**The exercise**
Copy every line with the string "boss" in it.

--------------------------------

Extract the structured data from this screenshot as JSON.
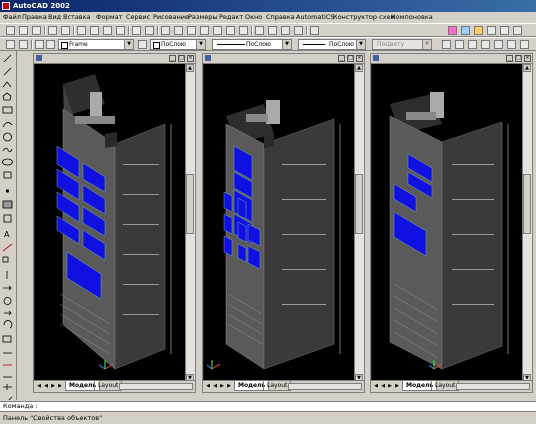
{
  "window": {
    "title": "AutoCAD 2002"
  },
  "menu": [
    "Файл",
    "Правка",
    "Вид",
    "Вставка",
    "Формат",
    "Сервис",
    "Рисование",
    "Размеры",
    "Редакт",
    "Окно",
    "Справка",
    "AutomatiCS",
    "Конструктор схем",
    "Компоновка"
  ],
  "properties_toolbar": {
    "layer_value": "Frame",
    "color_value": "ПоСлою",
    "linetype_value": "ПоСлою",
    "lineweight_value": "ПоСлою",
    "plotstyle_value": "ПоЦвету"
  },
  "viewports": [
    {
      "tabs": [
        "Модель",
        "Layout"
      ],
      "active_tab": "Модель"
    },
    {
      "tabs": [
        "Модель",
        "Layout"
      ],
      "active_tab": "Модель"
    },
    {
      "tabs": [
        "Модель",
        "Layout"
      ],
      "active_tab": "Модель"
    }
  ],
  "command_line": {
    "text": "Команда :"
  },
  "status_bar": {
    "text": "Панель \"Свойства объектов\""
  },
  "colors": {
    "titlebar": "#0a246a",
    "panel": "#d4d0c8",
    "viewport_bg": "#000000",
    "cabinet_face": "#5a5a5a",
    "cabinet_side": "#3a3a3a",
    "screen_blue": "#1010e0"
  }
}
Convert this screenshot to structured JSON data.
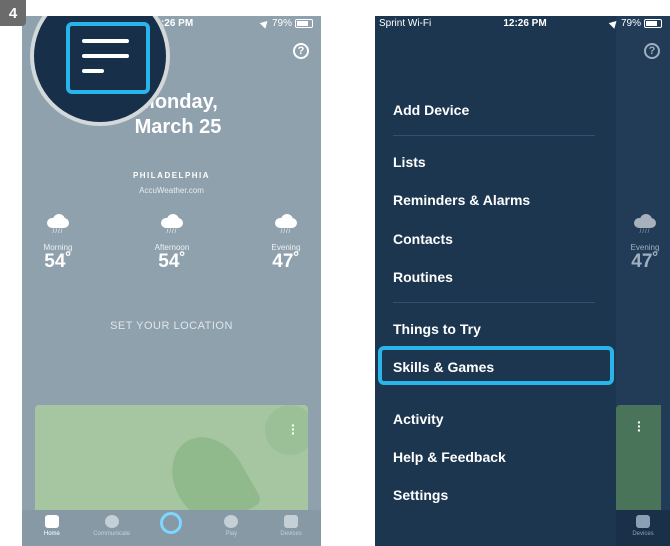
{
  "step_number": "4",
  "left_phone": {
    "status": {
      "time": "12:26 PM",
      "battery": "79%"
    },
    "help_glyph": "?",
    "date_line1": "Monday,",
    "date_line2": "March 25",
    "city": "PHILADELPHIA",
    "source": "AccuWeather.com",
    "weather": [
      {
        "label": "Morning",
        "temp": "54˚",
        "icon": "rain-cloud-icon"
      },
      {
        "label": "Afternoon",
        "temp": "54˚",
        "icon": "rain-cloud-icon"
      },
      {
        "label": "Evening",
        "temp": "47˚",
        "icon": "rain-cloud-icon"
      }
    ],
    "set_location": "SET YOUR LOCATION",
    "nav": [
      {
        "label": "Home",
        "icon": "home-icon"
      },
      {
        "label": "Communicate",
        "icon": "chat-bubble-icon"
      },
      {
        "label": "",
        "icon": "alexa-ring-icon"
      },
      {
        "label": "Play",
        "icon": "play-icon"
      },
      {
        "label": "Devices",
        "icon": "devices-icon"
      }
    ]
  },
  "right_phone": {
    "status": {
      "carrier": "Sprint Wi-Fi",
      "time": "12:26 PM",
      "battery": "79%"
    },
    "help_glyph": "?",
    "menu": {
      "add_device": "Add Device",
      "lists": "Lists",
      "reminders": "Reminders & Alarms",
      "contacts": "Contacts",
      "routines": "Routines",
      "things_to_try": "Things to Try",
      "skills_games": "Skills & Games",
      "activity": "Activity",
      "help_feedback": "Help & Feedback",
      "settings": "Settings"
    },
    "peek_weather": {
      "label": "Evening",
      "temp": "47˚"
    },
    "peek_nav_label": "Devices"
  },
  "colors": {
    "highlight": "#2ab5ea",
    "drawer_bg": "#1d3650",
    "home_bg": "#8fa1ad"
  }
}
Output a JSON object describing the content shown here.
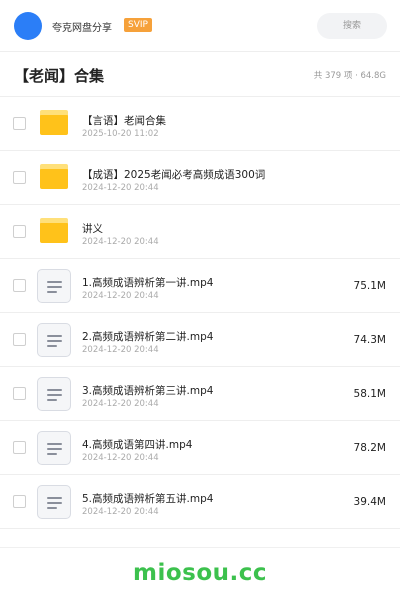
{
  "header": {
    "user_name": "夸克网盘分享",
    "badge": "SVIP",
    "search_label": "搜索",
    "accent_color": "#2b7ef7"
  },
  "folder": {
    "title": "【老闻】合集",
    "summary": "共 379 项 · 64.8G"
  },
  "files": [
    {
      "type": "folder",
      "icon": "folder-icon",
      "name": "【言语】老闻合集",
      "date": "2025-10-20 11:02",
      "size": ""
    },
    {
      "type": "folder",
      "icon": "folder-icon",
      "name": "【成语】2025老闻必考高频成语300词",
      "date": "2024-12-20 20:44",
      "size": ""
    },
    {
      "type": "folder",
      "icon": "folder-icon",
      "name": "讲义",
      "date": "2024-12-20 20:44",
      "size": ""
    },
    {
      "type": "file",
      "icon": "video-file-icon",
      "name": "1.高频成语辨析第一讲.mp4",
      "date": "2024-12-20 20:44",
      "size": "75.1M"
    },
    {
      "type": "file",
      "icon": "video-file-icon",
      "name": "2.高频成语辨析第二讲.mp4",
      "date": "2024-12-20 20:44",
      "size": "74.3M"
    },
    {
      "type": "file",
      "icon": "video-file-icon",
      "name": "3.高频成语辨析第三讲.mp4",
      "date": "2024-12-20 20:44",
      "size": "58.1M"
    },
    {
      "type": "file",
      "icon": "video-file-icon",
      "name": "4.高频成语第四讲.mp4",
      "date": "2024-12-20 20:44",
      "size": "78.2M"
    },
    {
      "type": "file",
      "icon": "video-file-icon",
      "name": "5.高频成语辨析第五讲.mp4",
      "date": "2024-12-20 20:44",
      "size": "39.4M"
    }
  ],
  "watermark": "miosou.cc"
}
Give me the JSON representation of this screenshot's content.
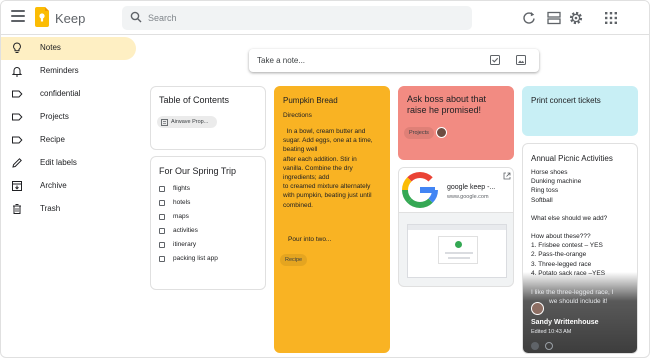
{
  "app": {
    "name": "Keep"
  },
  "colors": {
    "accent": "#fbbc04",
    "active_nav_bg": "#feefc3",
    "note_orange": "#f9b323",
    "note_red": "#f28b82",
    "note_blue": "#c8eff5"
  },
  "search": {
    "placeholder": "Search"
  },
  "header_icons": [
    "refresh-icon",
    "list-view-icon",
    "settings-icon",
    "apps-grid-icon"
  ],
  "sidebar": {
    "items": [
      {
        "label": "Notes",
        "icon": "lightbulb-icon",
        "active": true
      },
      {
        "label": "Reminders",
        "icon": "bell-icon"
      },
      {
        "label": "confidential",
        "icon": "label-icon"
      },
      {
        "label": "Projects",
        "icon": "label-icon"
      },
      {
        "label": "Recipe",
        "icon": "label-icon"
      },
      {
        "label": "Edit labels",
        "icon": "pencil-icon"
      },
      {
        "label": "Archive",
        "icon": "archive-icon"
      },
      {
        "label": "Trash",
        "icon": "trash-icon"
      }
    ]
  },
  "take_note": {
    "text": "Take a note..."
  },
  "notes": {
    "toc": {
      "title": "Table of Contents",
      "chip": "Airwave Prop..."
    },
    "trip": {
      "title": "For Our Spring Trip",
      "items": [
        "flights",
        "hotels",
        "maps",
        "activities",
        "itinerary",
        "packing list app"
      ]
    },
    "pumpkin": {
      "title": "Pumpkin Bread",
      "subtitle": "Directions",
      "lines": [
        "  In a bowl, cream butter and",
        "sugar. Add eggs, one at a time,",
        "beating well",
        "after each addition. Stir in",
        "vanilla. Combine the dry",
        "ingredients; add",
        "to creamed mixture alternately",
        "with pumpkin, beating just until",
        "combined."
      ],
      "pour": "Pour into two...",
      "label": "Recipe"
    },
    "boss": {
      "title_line1": "Ask boss about that",
      "title_line2": "raise he promised!",
      "label": "Projects"
    },
    "link": {
      "title": "google keep -...",
      "url": "www.google.com"
    },
    "concert": {
      "title": "Print concert tickets"
    },
    "picnic": {
      "title": "Annual Picnic Activities",
      "lines": [
        "Horse shoes",
        "Dunking machine",
        "Ring toss",
        "Softball"
      ],
      "question": "What else should we add?",
      "howabout": "How about these???",
      "list": [
        "1. Frisbee contest – YES",
        "2. Pass-the-orange",
        "3. Three-legged race",
        "4. Potato sack race –YES"
      ],
      "tail1": "I like the three-legged race, I",
      "tail2": "we should include it!",
      "collaborator": "Sandy Writtenhouse",
      "edited": "Edited 10:43 AM"
    }
  }
}
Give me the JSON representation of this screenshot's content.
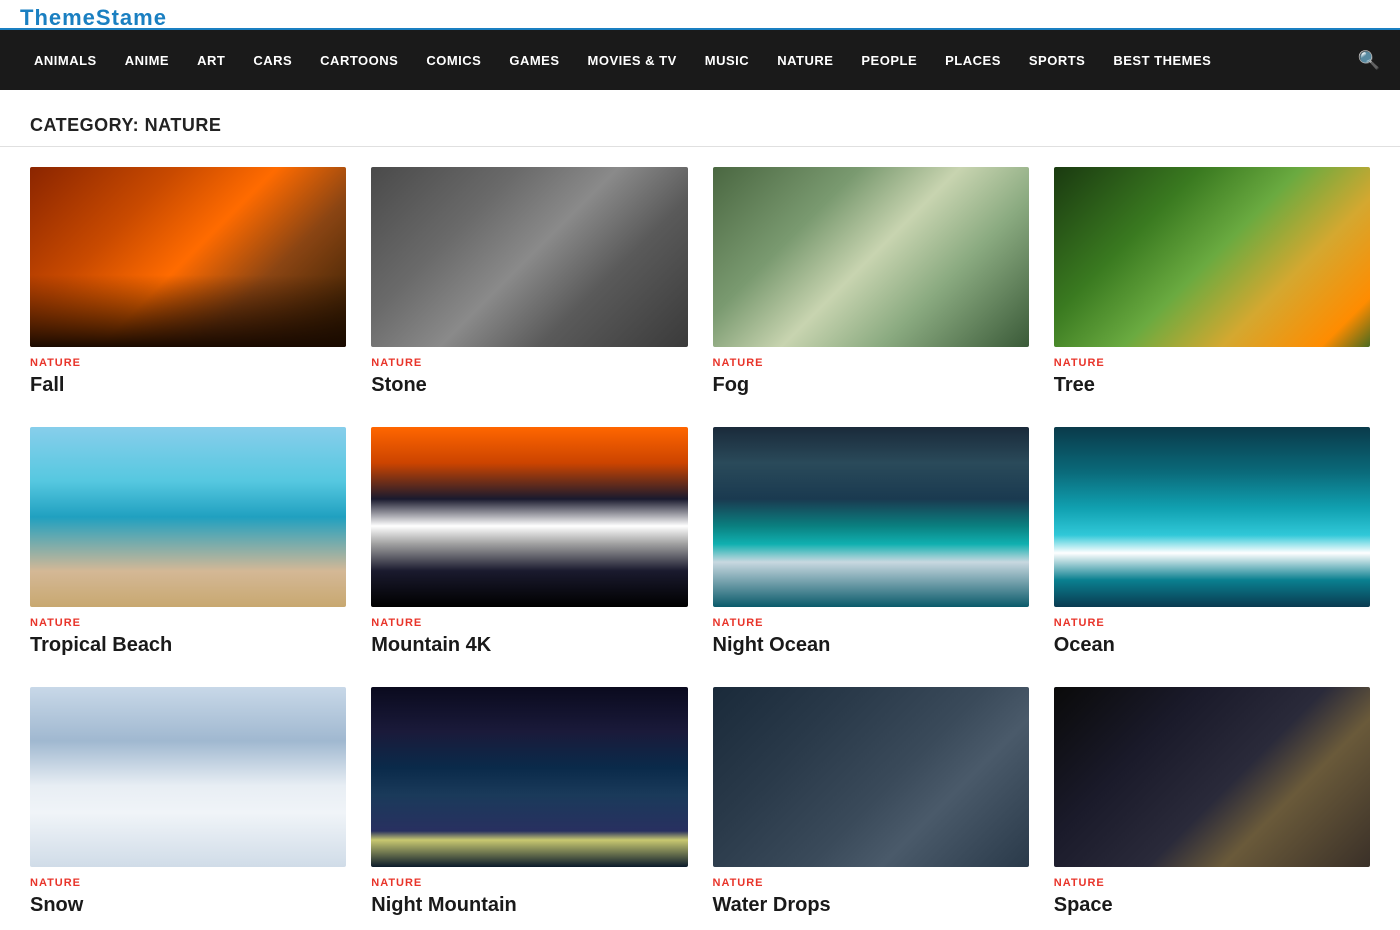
{
  "logo": {
    "text": "ThemeStame"
  },
  "nav": {
    "items": [
      {
        "label": "ANIMALS",
        "href": "#"
      },
      {
        "label": "ANIME",
        "href": "#"
      },
      {
        "label": "ART",
        "href": "#"
      },
      {
        "label": "CARS",
        "href": "#"
      },
      {
        "label": "CARTOONS",
        "href": "#"
      },
      {
        "label": "COMICS",
        "href": "#"
      },
      {
        "label": "GAMES",
        "href": "#"
      },
      {
        "label": "MOVIES & TV",
        "href": "#"
      },
      {
        "label": "MUSIC",
        "href": "#"
      },
      {
        "label": "NATURE",
        "href": "#"
      },
      {
        "label": "PEOPLE",
        "href": "#"
      },
      {
        "label": "PLACES",
        "href": "#"
      },
      {
        "label": "SPORTS",
        "href": "#"
      },
      {
        "label": "BEST THEMES",
        "href": "#"
      }
    ]
  },
  "category": {
    "heading": "CATEGORY: NATURE"
  },
  "cards": [
    {
      "category": "NATURE",
      "title": "Fall",
      "imgClass": "img-fall"
    },
    {
      "category": "NATURE",
      "title": "Stone",
      "imgClass": "img-stone"
    },
    {
      "category": "NATURE",
      "title": "Fog",
      "imgClass": "img-fog"
    },
    {
      "category": "NATURE",
      "title": "Tree",
      "imgClass": "img-tree"
    },
    {
      "category": "NATURE",
      "title": "Tropical Beach",
      "imgClass": "img-tropical"
    },
    {
      "category": "NATURE",
      "title": "Mountain 4K",
      "imgClass": "img-mountain"
    },
    {
      "category": "NATURE",
      "title": "Night Ocean",
      "imgClass": "img-night-ocean"
    },
    {
      "category": "NATURE",
      "title": "Ocean",
      "imgClass": "img-ocean"
    },
    {
      "category": "NATURE",
      "title": "Snow",
      "imgClass": "img-snow"
    },
    {
      "category": "NATURE",
      "title": "Night Mountain",
      "imgClass": "img-night-mountain"
    },
    {
      "category": "NATURE",
      "title": "Water Drops",
      "imgClass": "img-drops"
    },
    {
      "category": "NATURE",
      "title": "Space",
      "imgClass": "img-space"
    }
  ]
}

--------------------------------

**Finished task**
    "boss": {
      "title_line1": "Ask boss about that",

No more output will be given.